What the task asks: Some lines of these records may hold the word "JSON"; state how many, using only the number.

Material to process:
[start]

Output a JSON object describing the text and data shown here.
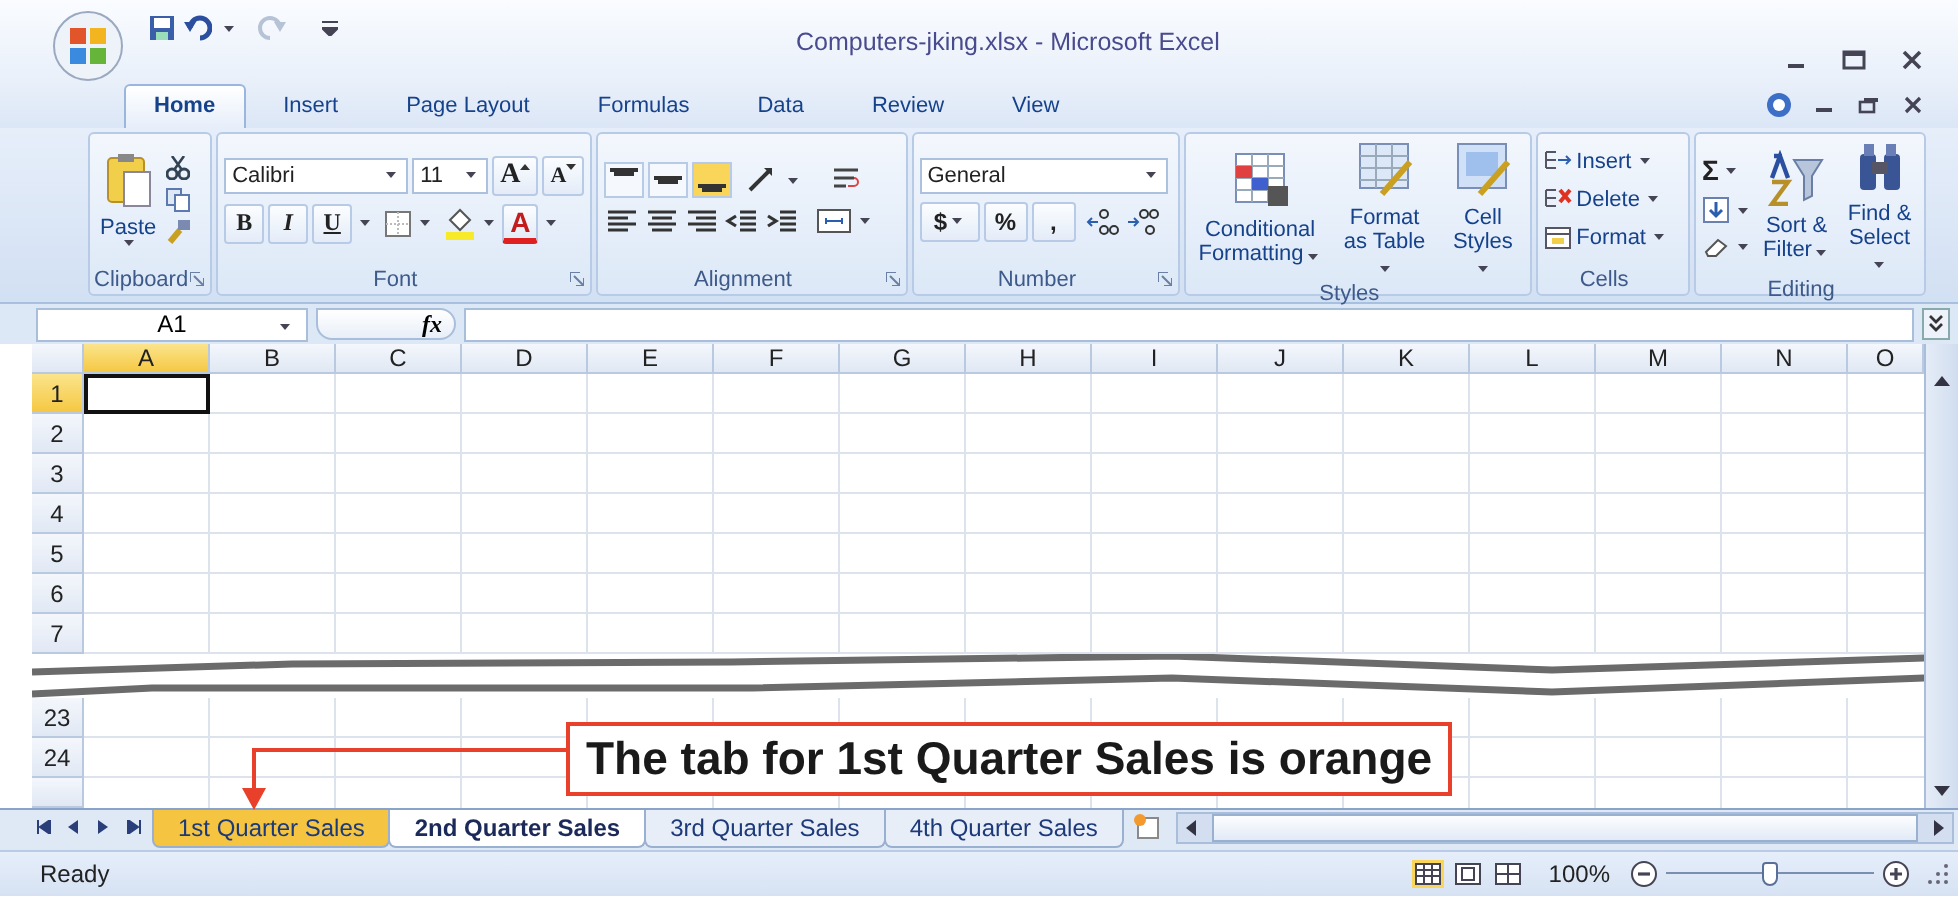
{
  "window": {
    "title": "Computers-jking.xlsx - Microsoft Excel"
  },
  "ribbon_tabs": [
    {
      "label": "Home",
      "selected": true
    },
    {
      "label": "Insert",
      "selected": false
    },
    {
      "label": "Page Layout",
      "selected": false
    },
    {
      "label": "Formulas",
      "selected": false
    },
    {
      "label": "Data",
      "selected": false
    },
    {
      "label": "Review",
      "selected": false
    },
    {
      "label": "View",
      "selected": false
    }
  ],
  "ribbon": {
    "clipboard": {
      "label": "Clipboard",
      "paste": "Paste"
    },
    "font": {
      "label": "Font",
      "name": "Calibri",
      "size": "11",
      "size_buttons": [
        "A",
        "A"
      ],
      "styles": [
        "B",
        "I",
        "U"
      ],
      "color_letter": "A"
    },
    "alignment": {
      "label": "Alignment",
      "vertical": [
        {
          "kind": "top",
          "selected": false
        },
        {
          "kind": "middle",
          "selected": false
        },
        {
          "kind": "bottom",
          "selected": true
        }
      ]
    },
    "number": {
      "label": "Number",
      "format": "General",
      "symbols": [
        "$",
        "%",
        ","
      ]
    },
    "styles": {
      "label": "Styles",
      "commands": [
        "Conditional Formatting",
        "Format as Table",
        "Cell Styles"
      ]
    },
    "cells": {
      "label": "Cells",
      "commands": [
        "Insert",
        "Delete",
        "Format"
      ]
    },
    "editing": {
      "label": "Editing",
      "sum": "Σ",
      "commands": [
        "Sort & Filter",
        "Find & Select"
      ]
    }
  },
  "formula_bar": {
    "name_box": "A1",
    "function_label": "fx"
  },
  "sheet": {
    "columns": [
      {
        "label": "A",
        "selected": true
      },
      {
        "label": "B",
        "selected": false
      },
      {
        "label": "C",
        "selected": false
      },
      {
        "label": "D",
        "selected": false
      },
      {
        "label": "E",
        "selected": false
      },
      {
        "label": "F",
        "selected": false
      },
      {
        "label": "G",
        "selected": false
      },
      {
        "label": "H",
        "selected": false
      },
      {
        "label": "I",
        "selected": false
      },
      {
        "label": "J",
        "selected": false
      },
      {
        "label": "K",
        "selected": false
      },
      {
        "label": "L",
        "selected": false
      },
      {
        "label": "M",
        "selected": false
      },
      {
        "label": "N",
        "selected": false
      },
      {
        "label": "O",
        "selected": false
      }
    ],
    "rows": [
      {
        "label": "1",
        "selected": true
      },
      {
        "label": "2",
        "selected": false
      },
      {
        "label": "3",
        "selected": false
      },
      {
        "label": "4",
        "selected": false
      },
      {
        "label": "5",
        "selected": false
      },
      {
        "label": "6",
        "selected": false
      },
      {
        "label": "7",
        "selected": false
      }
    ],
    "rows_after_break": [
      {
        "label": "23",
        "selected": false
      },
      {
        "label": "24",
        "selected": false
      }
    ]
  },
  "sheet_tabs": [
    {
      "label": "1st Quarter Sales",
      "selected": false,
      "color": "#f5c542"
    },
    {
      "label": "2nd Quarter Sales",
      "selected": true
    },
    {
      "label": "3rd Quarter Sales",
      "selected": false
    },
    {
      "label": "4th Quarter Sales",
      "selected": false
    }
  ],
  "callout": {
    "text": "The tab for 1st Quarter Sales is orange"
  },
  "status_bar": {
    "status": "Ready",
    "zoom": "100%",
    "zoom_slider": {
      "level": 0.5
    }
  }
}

[end]
[start]

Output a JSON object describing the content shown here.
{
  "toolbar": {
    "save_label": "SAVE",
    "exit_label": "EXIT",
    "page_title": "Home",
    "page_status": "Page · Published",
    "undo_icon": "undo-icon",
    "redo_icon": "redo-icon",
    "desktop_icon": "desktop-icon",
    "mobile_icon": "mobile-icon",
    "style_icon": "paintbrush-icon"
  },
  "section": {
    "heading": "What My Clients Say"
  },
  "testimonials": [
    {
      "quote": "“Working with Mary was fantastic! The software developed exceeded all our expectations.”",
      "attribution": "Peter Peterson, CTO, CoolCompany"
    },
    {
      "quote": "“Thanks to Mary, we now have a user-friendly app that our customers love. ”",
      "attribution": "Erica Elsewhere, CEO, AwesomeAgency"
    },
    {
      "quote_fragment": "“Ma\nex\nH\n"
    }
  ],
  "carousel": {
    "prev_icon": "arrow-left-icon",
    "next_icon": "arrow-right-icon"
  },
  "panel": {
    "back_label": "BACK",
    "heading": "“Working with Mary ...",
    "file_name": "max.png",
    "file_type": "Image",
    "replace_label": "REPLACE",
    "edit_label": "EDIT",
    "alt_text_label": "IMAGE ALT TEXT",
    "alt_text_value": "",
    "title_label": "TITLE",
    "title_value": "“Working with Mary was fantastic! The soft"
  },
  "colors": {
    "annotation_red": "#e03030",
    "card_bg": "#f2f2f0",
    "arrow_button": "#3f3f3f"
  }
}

[end]
[start]

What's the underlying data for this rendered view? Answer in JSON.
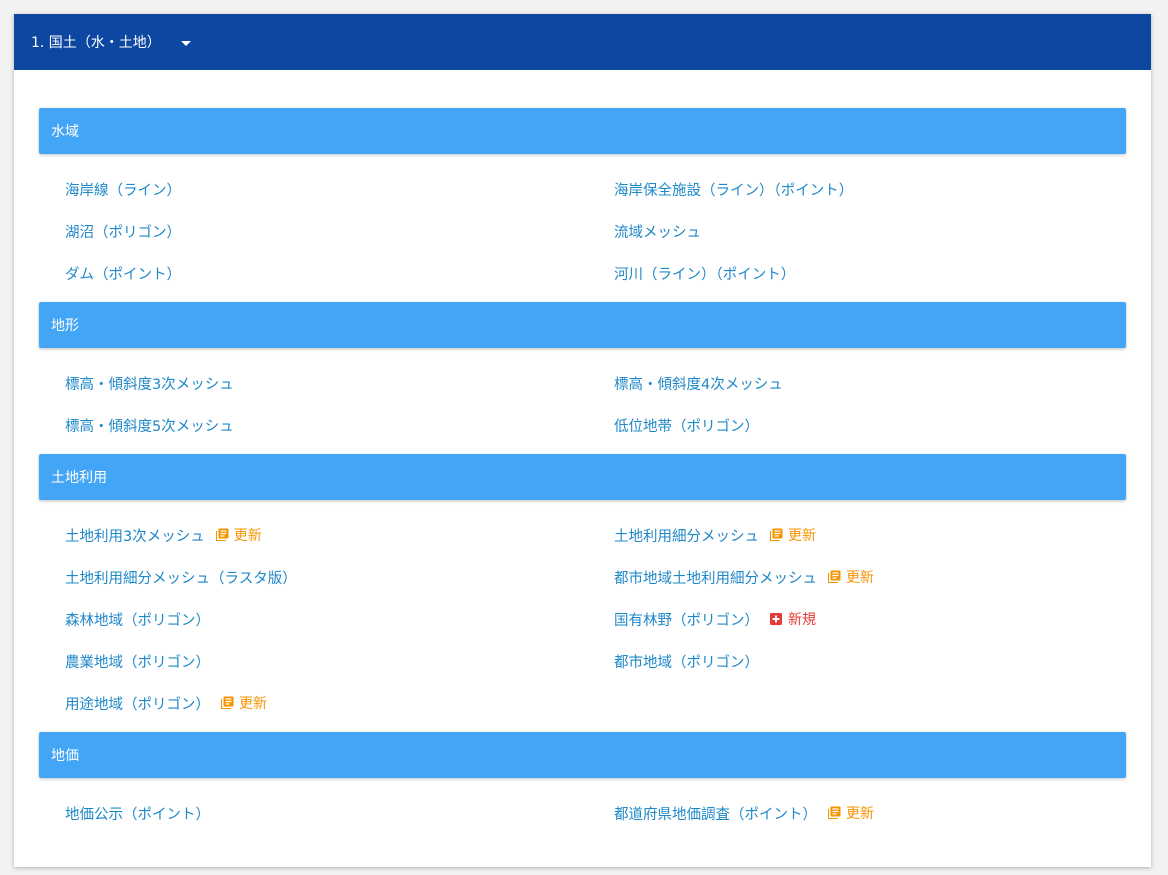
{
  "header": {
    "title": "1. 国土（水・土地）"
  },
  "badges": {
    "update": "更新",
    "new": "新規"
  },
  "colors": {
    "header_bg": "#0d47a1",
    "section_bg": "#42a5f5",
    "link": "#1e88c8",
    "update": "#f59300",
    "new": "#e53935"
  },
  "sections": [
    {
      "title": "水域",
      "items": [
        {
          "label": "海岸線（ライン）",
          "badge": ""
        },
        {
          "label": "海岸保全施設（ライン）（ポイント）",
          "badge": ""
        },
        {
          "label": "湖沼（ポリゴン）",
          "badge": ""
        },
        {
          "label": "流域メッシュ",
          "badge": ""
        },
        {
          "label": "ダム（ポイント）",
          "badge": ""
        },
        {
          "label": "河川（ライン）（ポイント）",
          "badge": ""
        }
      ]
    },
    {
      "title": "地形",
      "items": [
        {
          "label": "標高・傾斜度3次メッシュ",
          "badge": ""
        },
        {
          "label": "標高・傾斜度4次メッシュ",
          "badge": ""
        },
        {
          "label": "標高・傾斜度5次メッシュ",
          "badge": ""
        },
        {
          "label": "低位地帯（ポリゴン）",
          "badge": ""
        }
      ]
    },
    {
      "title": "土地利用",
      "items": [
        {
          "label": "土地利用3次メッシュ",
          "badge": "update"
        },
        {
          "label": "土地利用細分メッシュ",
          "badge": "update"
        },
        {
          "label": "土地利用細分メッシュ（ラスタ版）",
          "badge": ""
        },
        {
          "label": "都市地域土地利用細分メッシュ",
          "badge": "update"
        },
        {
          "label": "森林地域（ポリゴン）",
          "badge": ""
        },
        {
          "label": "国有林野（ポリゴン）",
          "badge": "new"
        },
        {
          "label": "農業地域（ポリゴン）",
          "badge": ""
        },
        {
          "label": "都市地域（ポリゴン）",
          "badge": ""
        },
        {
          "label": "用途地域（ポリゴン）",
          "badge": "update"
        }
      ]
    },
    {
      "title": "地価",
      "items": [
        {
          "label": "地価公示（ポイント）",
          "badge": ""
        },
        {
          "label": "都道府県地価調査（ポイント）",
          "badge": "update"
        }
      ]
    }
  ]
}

[end]

Complete response: 3